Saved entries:
----------
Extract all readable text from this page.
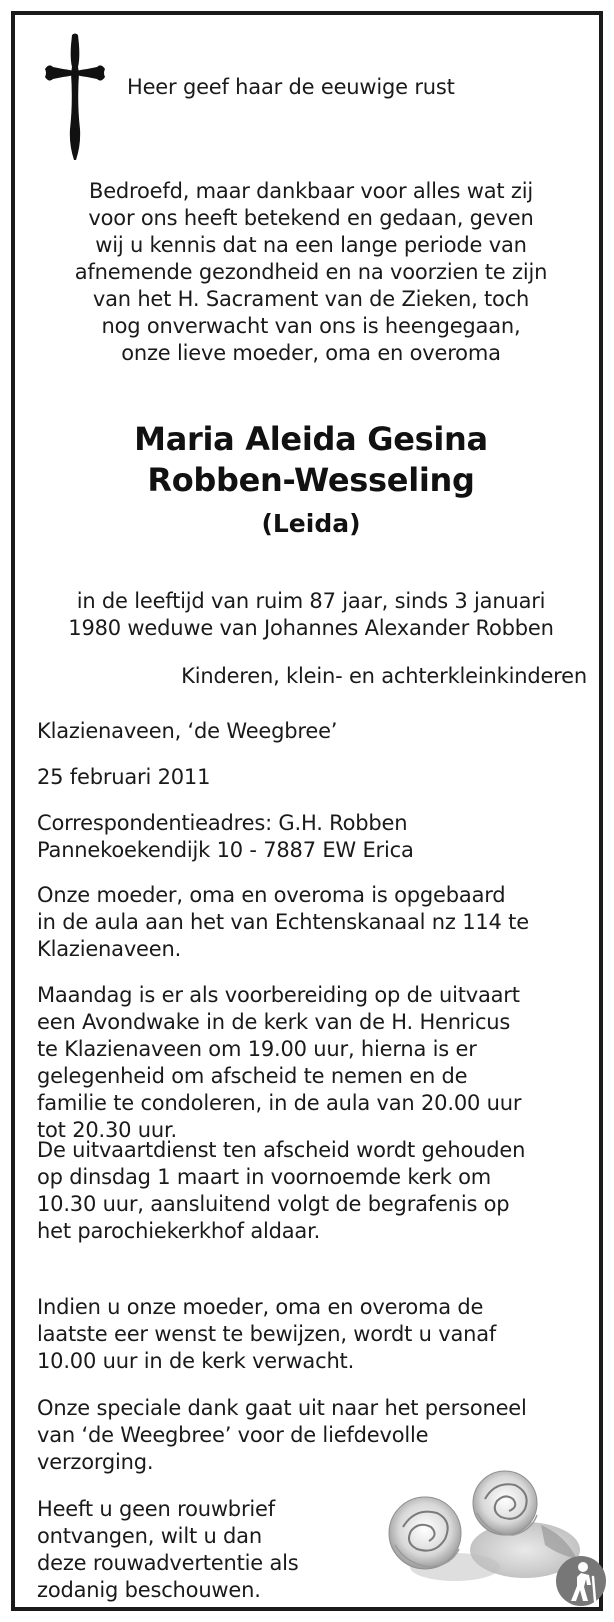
Heer geef haar de eeuwige rust
Bedroefd, maar dankbaar voor alles wat zij
voor ons heeft betekend en gedaan, geven
wij u kennis dat na een lange periode van
afnemende gezondheid en na voorzien te zijn
van het H. Sacrament van de Zieken, toch
nog onverwacht van ons is heengegaan,
onze lieve moeder, oma en overoma
Maria Aleida Gesina
Robben-Wesseling
(Leida)
in de leeftijd van ruim 87 jaar, sinds 3 januari
1980 weduwe van Johannes Alexander Robben
Kinderen, klein- en achterkleinkinderen
Klazienaveen, ‘de Weegbree’
25 februari 2011
Correspondentieadres: G.H. Robben
Pannekoekendijk 10 - 7887 EW Erica
Onze moeder, oma en overoma is opgebaard
in de aula aan het van Echtenskanaal nz 114 te
Klazienaveen.
Maandag is er als voorbereiding op de uitvaart
een Avondwake in de kerk van de H. Henricus
te Klazienaveen om 19.00 uur, hierna is er
gelegenheid om afscheid te nemen en de
familie te condoleren, in de aula van 20.00 uur
tot 20.30 uur.
De uitvaartdienst ten afscheid wordt gehouden
op dinsdag 1 maart in voornoemde kerk om
10.30 uur, aansluitend volgt de begrafenis op
het parochiekerkhof aldaar.
Indien u onze moeder, oma en overoma de
laatste eer wenst te bewijzen, wordt u vanaf
10.00 uur in de kerk verwacht.
Onze speciale dank gaat uit naar het personeel
van ‘de Weegbree’ voor de liefdevolle
verzorging.
Heeft u geen rouwbrief
ontvangen, wilt u dan
deze rouwadvertentie als
zodanig beschouwen.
----------
# Task brief:
From the entries above, extract each line containing "moeder".

# Written answer:
onze lieve moeder, oma en overoma
Onze moeder, oma en overoma is opgebaard
Indien u onze moeder, oma en overoma de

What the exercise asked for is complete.